__Supplied records__.
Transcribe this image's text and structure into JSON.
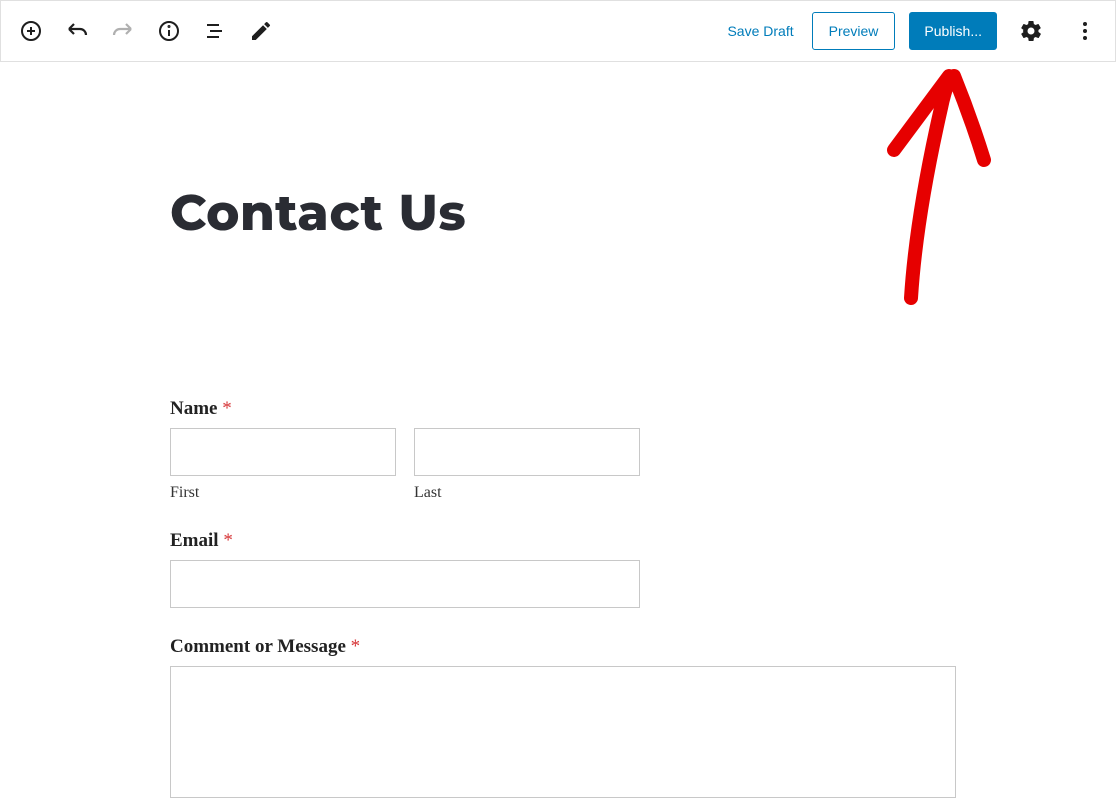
{
  "toolbar": {
    "save_draft": "Save Draft",
    "preview": "Preview",
    "publish": "Publish..."
  },
  "page": {
    "title": "Contact Us"
  },
  "form": {
    "name": {
      "label": "Name",
      "first_sub": "First",
      "last_sub": "Last"
    },
    "email": {
      "label": "Email"
    },
    "message": {
      "label": "Comment or Message"
    },
    "required_marker": "*"
  }
}
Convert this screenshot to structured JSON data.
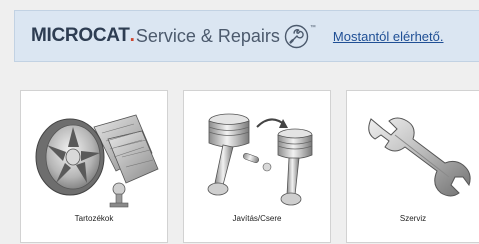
{
  "banner": {
    "brand_bold": "MICROCAT",
    "brand_dot": ".",
    "brand_light": "Service & Repairs",
    "trademark": "™",
    "wrench_icon": "wrench-circle-icon",
    "link_text": "Mostantól elérhető."
  },
  "tiles": [
    {
      "label": "Tartozékok",
      "icon": "accessories-wheel-mats-icon"
    },
    {
      "label": "Javítás/Csere",
      "icon": "piston-repair-icon"
    },
    {
      "label": "Szerviz",
      "icon": "wrench-service-icon"
    }
  ],
  "colors": {
    "banner_bg": "#dbe6f2",
    "brand_text": "#2e3d52",
    "brand_dot": "#d0452e",
    "link": "#1f4f95",
    "page_bg": "#efefef"
  }
}
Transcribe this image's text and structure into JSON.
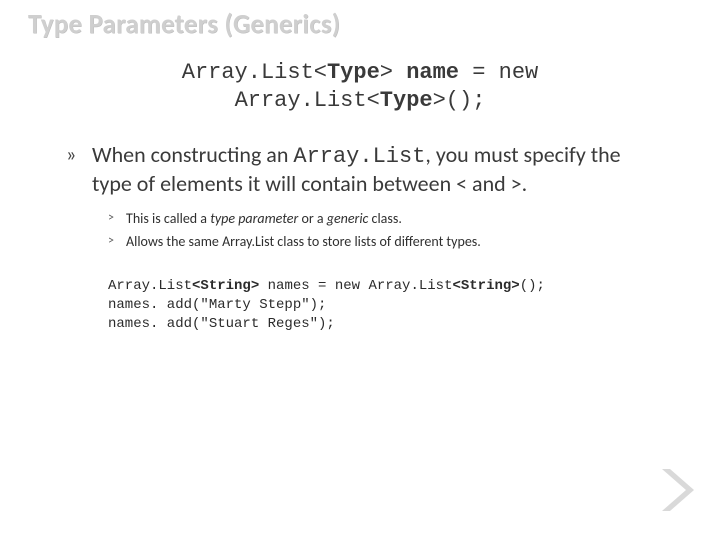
{
  "title": "Type Parameters (Generics)",
  "syntax": {
    "line1_pre": "Array.List<",
    "line1_bold1": "Type",
    "line1_mid": "> ",
    "line1_bold2": "name",
    "line1_post": " = new",
    "line2_pre": "Array.List<",
    "line2_bold": "Type",
    "line2_post": ">();"
  },
  "bullet1": {
    "marker": "»",
    "text_a": "When constructing an ",
    "code": "Array.List",
    "text_b": ", you must specify the",
    "text_c": "type of elements it will contain between < and >."
  },
  "sub": [
    {
      "marker": "˃",
      "pre": "This is called a ",
      "em1": "type parameter",
      "mid": " or a ",
      "em2": "generic",
      "post": " class."
    },
    {
      "marker": "˃",
      "pre": "Allows the same ",
      "mono": "Array.List",
      "post": " class to store lists of different types."
    }
  ],
  "code": {
    "l1a": "Array.List",
    "l1b": "<String>",
    "l1c": " names = new Array.List",
    "l1d": "<String>",
    "l1e": "();",
    "l2": "names. add(\"Marty Stepp\");",
    "l3": "names. add(\"Stuart Reges\");"
  },
  "chevron_name": "chevron-right-icon"
}
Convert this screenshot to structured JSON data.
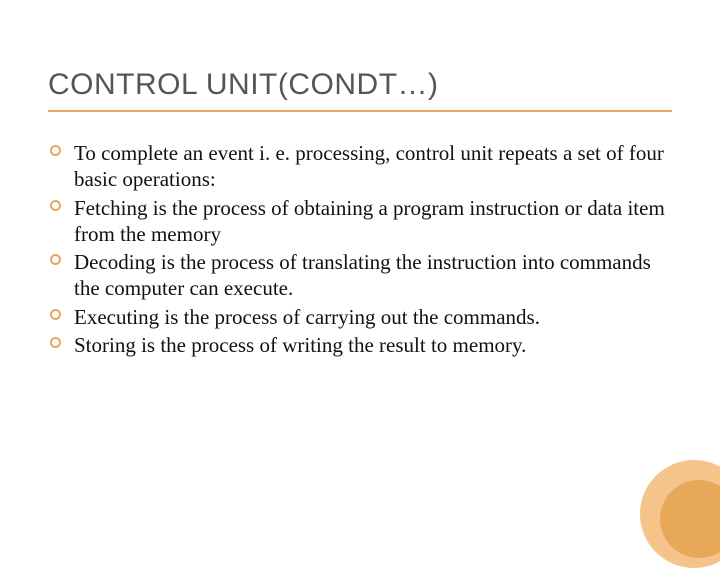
{
  "slide": {
    "title": "CONTROL UNIT(CONDT…)",
    "bullets": [
      "To complete an event i. e. processing, control unit repeats a set of four basic operations:",
      "Fetching is the process of obtaining a program instruction or data item from the memory",
      "Decoding is the process of translating the instruction into commands the computer can execute.",
      "Executing is the process of carrying out the commands.",
      "Storing is the process of writing the result to memory."
    ]
  }
}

__Task__. Write the listing above out again exactly, dropping each image.

__Solution__.
Transcribe this image's text and structure into JSON.
{
  "toolbar": {
    "save_draft": "Save Draft",
    "preview": "Preview",
    "publish": "Publish..."
  },
  "page": {
    "title": "Contact Us"
  },
  "form": {
    "name": {
      "label": "Name",
      "first_sub": "First",
      "last_sub": "Last"
    },
    "email": {
      "label": "Email"
    },
    "message": {
      "label": "Comment or Message"
    },
    "required_marker": "*"
  }
}
Convert this screenshot to structured JSON data.
{
  "banner": {
    "brand_bold": "MICROCAT",
    "brand_dot": ".",
    "brand_light": "Service & Repairs",
    "trademark": "™",
    "wrench_icon": "wrench-circle-icon",
    "link_text": "Mostantól elérhető."
  },
  "tiles": [
    {
      "label": "Tartozékok",
      "icon": "accessories-wheel-mats-icon"
    },
    {
      "label": "Javítás/Csere",
      "icon": "piston-repair-icon"
    },
    {
      "label": "Szerviz",
      "icon": "wrench-service-icon"
    }
  ],
  "colors": {
    "banner_bg": "#dbe6f2",
    "brand_text": "#2e3d52",
    "brand_dot": "#d0452e",
    "link": "#1f4f95",
    "page_bg": "#efefef"
  }
}
Transcribe this image's text and structure into JSON.
{
  "title": "Type Parameters (Generics)",
  "syntax": {
    "line1_pre": "Array.List<",
    "line1_bold1": "Type",
    "line1_mid": "> ",
    "line1_bold2": "name",
    "line1_post": " = new",
    "line2_pre": "Array.List<",
    "line2_bold": "Type",
    "line2_post": ">();"
  },
  "bullet1": {
    "marker": "»",
    "text_a": "When constructing an ",
    "code": "Array.List",
    "text_b": ", you must specify the",
    "text_c": "type of elements it will contain between < and >."
  },
  "sub": [
    {
      "marker": "˃",
      "pre": "This is called a ",
      "em1": "type parameter",
      "mid": " or a ",
      "em2": "generic",
      "post": " class."
    },
    {
      "marker": "˃",
      "pre": "Allows the same ",
      "mono": "Array.List",
      "post": " class to store lists of different types."
    }
  ],
  "code": {
    "l1a": "Array.List",
    "l1b": "<String>",
    "l1c": " names = new Array.List",
    "l1d": "<String>",
    "l1e": "();",
    "l2": "names. add(\"Marty Stepp\");",
    "l3": "names. add(\"Stuart Reges\");"
  },
  "chevron_name": "chevron-right-icon"
}
Convert this screenshot to structured JSON data.
{
  "slide": {
    "title": "CONTROL UNIT(CONDT…)",
    "bullets": [
      "To complete an event i. e. processing, control unit repeats a set of four basic operations:",
      "Fetching is the process of obtaining a program instruction or data item from the memory",
      "Decoding is the process of translating the instruction into commands the computer can execute.",
      "Executing is the process of carrying out the commands.",
      "Storing is the process of writing the result to memory."
    ]
  }
}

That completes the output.